> [What you need to do]: Skip the pictures and repeat each line of the data exactly.

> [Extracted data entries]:
▬▬▬▬▬▬

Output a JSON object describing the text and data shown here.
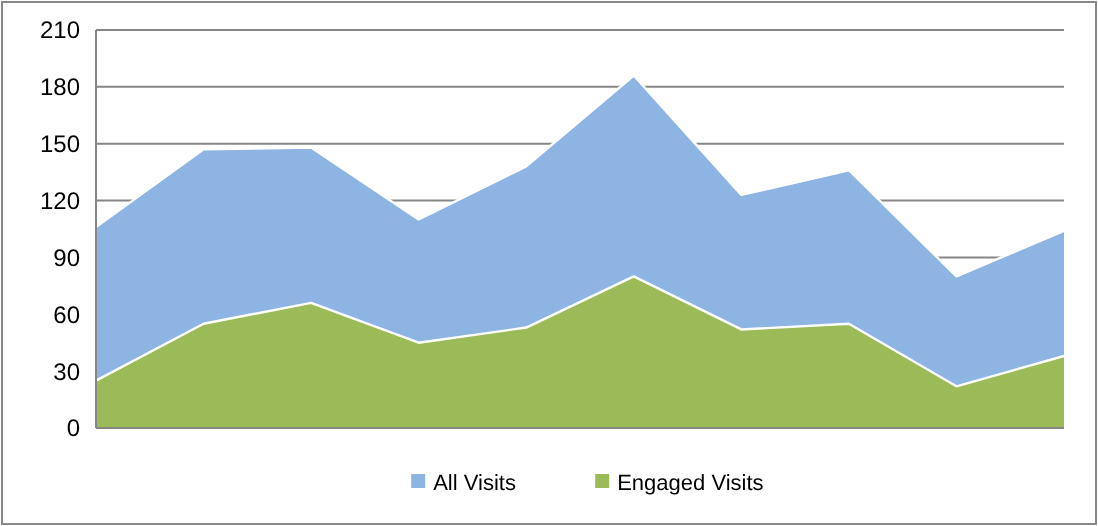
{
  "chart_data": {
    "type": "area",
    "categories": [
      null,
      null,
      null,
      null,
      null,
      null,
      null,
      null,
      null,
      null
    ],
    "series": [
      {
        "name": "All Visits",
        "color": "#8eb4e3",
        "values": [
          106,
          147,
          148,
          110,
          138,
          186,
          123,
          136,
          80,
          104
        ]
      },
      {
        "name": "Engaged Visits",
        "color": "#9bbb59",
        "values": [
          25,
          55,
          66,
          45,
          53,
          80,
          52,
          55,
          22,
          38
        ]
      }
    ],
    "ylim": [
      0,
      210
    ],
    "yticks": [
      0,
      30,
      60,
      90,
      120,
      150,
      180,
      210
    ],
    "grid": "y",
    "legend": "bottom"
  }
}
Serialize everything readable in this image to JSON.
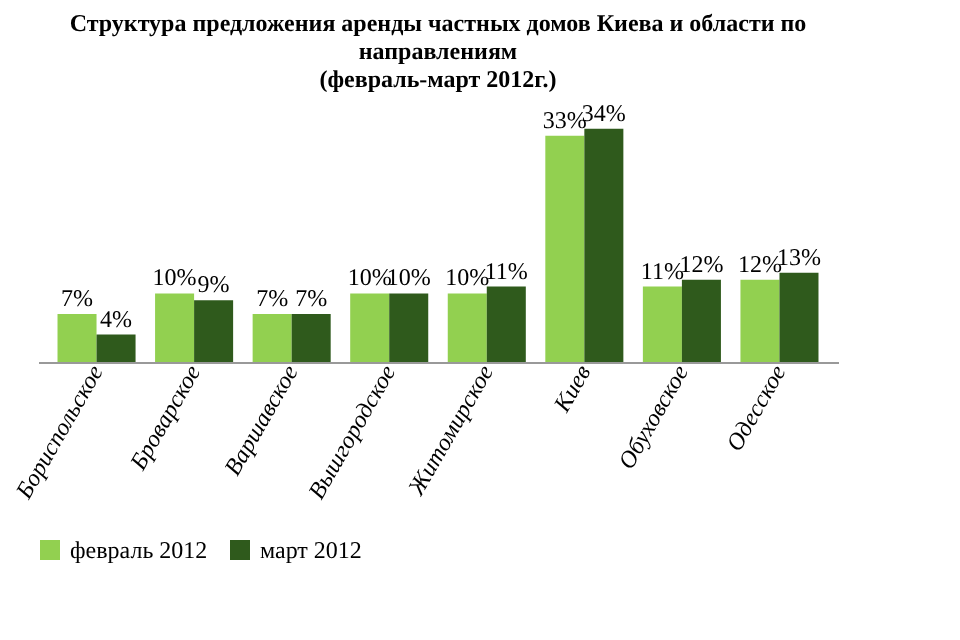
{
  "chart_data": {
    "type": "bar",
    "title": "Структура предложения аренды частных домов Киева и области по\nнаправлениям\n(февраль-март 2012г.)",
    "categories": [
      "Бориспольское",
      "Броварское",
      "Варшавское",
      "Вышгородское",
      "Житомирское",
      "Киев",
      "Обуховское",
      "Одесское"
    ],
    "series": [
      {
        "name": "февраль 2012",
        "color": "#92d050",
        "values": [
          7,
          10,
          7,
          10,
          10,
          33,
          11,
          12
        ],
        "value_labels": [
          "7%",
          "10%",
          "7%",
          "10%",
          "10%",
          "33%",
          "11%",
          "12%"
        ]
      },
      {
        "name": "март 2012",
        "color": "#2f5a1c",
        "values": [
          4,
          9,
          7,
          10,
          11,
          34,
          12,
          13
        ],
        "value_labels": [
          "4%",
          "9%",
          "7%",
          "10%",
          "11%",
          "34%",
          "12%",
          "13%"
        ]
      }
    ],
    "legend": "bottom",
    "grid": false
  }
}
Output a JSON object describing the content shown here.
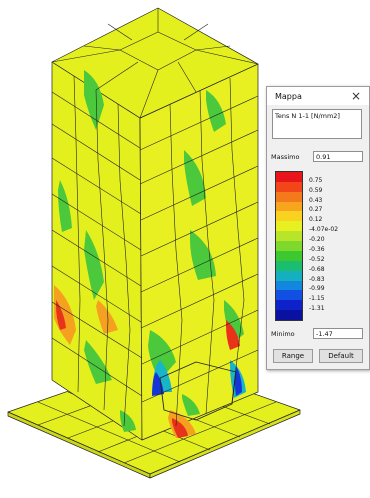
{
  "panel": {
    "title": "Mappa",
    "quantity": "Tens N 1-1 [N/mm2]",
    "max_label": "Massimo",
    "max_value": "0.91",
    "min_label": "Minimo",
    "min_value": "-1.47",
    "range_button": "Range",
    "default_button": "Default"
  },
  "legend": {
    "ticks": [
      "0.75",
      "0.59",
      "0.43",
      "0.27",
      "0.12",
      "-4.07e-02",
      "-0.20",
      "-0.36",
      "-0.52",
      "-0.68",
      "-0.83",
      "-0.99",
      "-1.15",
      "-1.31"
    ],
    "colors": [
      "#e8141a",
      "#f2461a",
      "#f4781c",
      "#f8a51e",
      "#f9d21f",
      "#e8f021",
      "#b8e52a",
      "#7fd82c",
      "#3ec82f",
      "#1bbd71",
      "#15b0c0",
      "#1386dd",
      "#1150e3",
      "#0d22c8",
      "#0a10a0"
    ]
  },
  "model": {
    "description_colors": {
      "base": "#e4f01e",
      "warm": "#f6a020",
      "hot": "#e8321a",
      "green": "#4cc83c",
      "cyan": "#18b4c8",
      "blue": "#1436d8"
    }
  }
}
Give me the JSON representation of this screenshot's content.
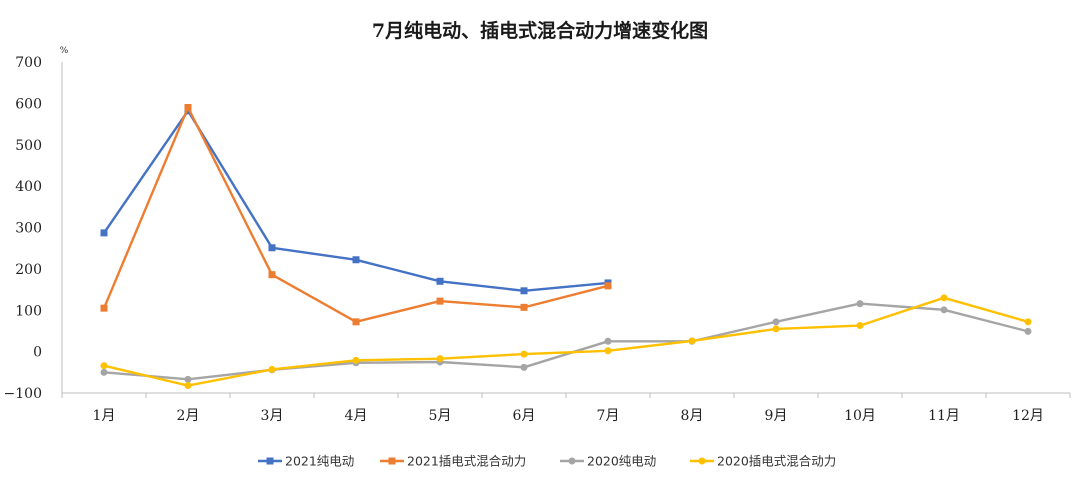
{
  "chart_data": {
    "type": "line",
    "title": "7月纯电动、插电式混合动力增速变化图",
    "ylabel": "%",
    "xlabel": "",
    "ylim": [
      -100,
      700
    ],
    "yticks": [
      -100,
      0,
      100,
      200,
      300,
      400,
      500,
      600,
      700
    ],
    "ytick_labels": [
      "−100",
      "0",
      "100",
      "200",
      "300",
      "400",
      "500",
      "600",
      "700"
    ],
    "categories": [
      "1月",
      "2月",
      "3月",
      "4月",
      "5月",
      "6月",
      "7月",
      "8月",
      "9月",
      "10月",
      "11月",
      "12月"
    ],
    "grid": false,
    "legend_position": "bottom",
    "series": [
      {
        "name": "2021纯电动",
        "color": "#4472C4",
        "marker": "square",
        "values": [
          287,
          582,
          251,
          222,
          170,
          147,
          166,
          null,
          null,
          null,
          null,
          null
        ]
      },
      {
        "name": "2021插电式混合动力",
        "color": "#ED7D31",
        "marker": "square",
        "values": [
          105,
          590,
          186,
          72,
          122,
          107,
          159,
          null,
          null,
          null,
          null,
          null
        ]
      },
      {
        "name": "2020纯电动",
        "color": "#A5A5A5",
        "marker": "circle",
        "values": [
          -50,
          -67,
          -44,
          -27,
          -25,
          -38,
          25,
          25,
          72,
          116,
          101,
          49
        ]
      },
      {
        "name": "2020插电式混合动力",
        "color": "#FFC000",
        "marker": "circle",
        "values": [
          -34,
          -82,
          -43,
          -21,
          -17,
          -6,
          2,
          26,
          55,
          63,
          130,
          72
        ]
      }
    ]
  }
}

▬▬▬▬▬▬

> [Reply to the task]:
Output a JSON object describing the text and data shown here.
{
  "chart_data": {
    "type": "area",
    "categories": [
      null,
      null,
      null,
      null,
      null,
      null,
      null,
      null,
      null,
      null
    ],
    "series": [
      {
        "name": "All Visits",
        "color": "#8eb4e3",
        "values": [
          106,
          147,
          148,
          110,
          138,
          186,
          123,
          136,
          80,
          104
        ]
      },
      {
        "name": "Engaged Visits",
        "color": "#9bbb59",
        "values": [
          25,
          55,
          66,
          45,
          53,
          80,
          52,
          55,
          22,
          38
        ]
      }
    ],
    "ylim": [
      0,
      210
    ],
    "yticks": [
      0,
      30,
      60,
      90,
      120,
      150,
      180,
      210
    ],
    "grid": "y",
    "legend": "bottom"
  }
}
Serialize everything readable in this image to JSON.
{
  "chart_data": {
    "type": "bar",
    "title": "Структура предложения аренды частных домов Киева и области по\nнаправлениям\n(февраль-март 2012г.)",
    "categories": [
      "Бориспольское",
      "Броварское",
      "Варшавское",
      "Вышгородское",
      "Житомирское",
      "Киев",
      "Обуховское",
      "Одесское"
    ],
    "series": [
      {
        "name": "февраль 2012",
        "color": "#92d050",
        "values": [
          7,
          10,
          7,
          10,
          10,
          33,
          11,
          12
        ],
        "value_labels": [
          "7%",
          "10%",
          "7%",
          "10%",
          "10%",
          "33%",
          "11%",
          "12%"
        ]
      },
      {
        "name": "март 2012",
        "color": "#2f5a1c",
        "values": [
          4,
          9,
          7,
          10,
          11,
          34,
          12,
          13
        ],
        "value_labels": [
          "4%",
          "9%",
          "7%",
          "10%",
          "11%",
          "34%",
          "12%",
          "13%"
        ]
      }
    ],
    "legend": "bottom",
    "grid": false
  }
}
Output a JSON object describing the content shown here.
{
  "panel": {
    "title": "Mappa",
    "quantity": "Tens N 1-1 [N/mm2]",
    "max_label": "Massimo",
    "max_value": "0.91",
    "min_label": "Minimo",
    "min_value": "-1.47",
    "range_button": "Range",
    "default_button": "Default"
  },
  "legend": {
    "ticks": [
      "0.75",
      "0.59",
      "0.43",
      "0.27",
      "0.12",
      "-4.07e-02",
      "-0.20",
      "-0.36",
      "-0.52",
      "-0.68",
      "-0.83",
      "-0.99",
      "-1.15",
      "-1.31"
    ],
    "colors": [
      "#e8141a",
      "#f2461a",
      "#f4781c",
      "#f8a51e",
      "#f9d21f",
      "#e8f021",
      "#b8e52a",
      "#7fd82c",
      "#3ec82f",
      "#1bbd71",
      "#15b0c0",
      "#1386dd",
      "#1150e3",
      "#0d22c8",
      "#0a10a0"
    ]
  },
  "model": {
    "description_colors": {
      "base": "#e4f01e",
      "warm": "#f6a020",
      "hot": "#e8321a",
      "green": "#4cc83c",
      "cyan": "#18b4c8",
      "blue": "#1436d8"
    }
  }
}
Give me the JSON representation of this screenshot's content.
{
  "chart_data": {
    "type": "line",
    "title": "7月纯电动、插电式混合动力增速变化图",
    "ylabel": "%",
    "xlabel": "",
    "ylim": [
      -100,
      700
    ],
    "yticks": [
      -100,
      0,
      100,
      200,
      300,
      400,
      500,
      600,
      700
    ],
    "ytick_labels": [
      "−100",
      "0",
      "100",
      "200",
      "300",
      "400",
      "500",
      "600",
      "700"
    ],
    "categories": [
      "1月",
      "2月",
      "3月",
      "4月",
      "5月",
      "6月",
      "7月",
      "8月",
      "9月",
      "10月",
      "11月",
      "12月"
    ],
    "grid": false,
    "legend_position": "bottom",
    "series": [
      {
        "name": "2021纯电动",
        "color": "#4472C4",
        "marker": "square",
        "values": [
          287,
          582,
          251,
          222,
          170,
          147,
          166,
          null,
          null,
          null,
          null,
          null
        ]
      },
      {
        "name": "2021插电式混合动力",
        "color": "#ED7D31",
        "marker": "square",
        "values": [
          105,
          590,
          186,
          72,
          122,
          107,
          159,
          null,
          null,
          null,
          null,
          null
        ]
      },
      {
        "name": "2020纯电动",
        "color": "#A5A5A5",
        "marker": "circle",
        "values": [
          -50,
          -67,
          -44,
          -27,
          -25,
          -38,
          25,
          25,
          72,
          116,
          101,
          49
        ]
      },
      {
        "name": "2020插电式混合动力",
        "color": "#FFC000",
        "marker": "circle",
        "values": [
          -34,
          -82,
          -43,
          -21,
          -17,
          -6,
          2,
          26,
          55,
          63,
          130,
          72
        ]
      }
    ]
  }
}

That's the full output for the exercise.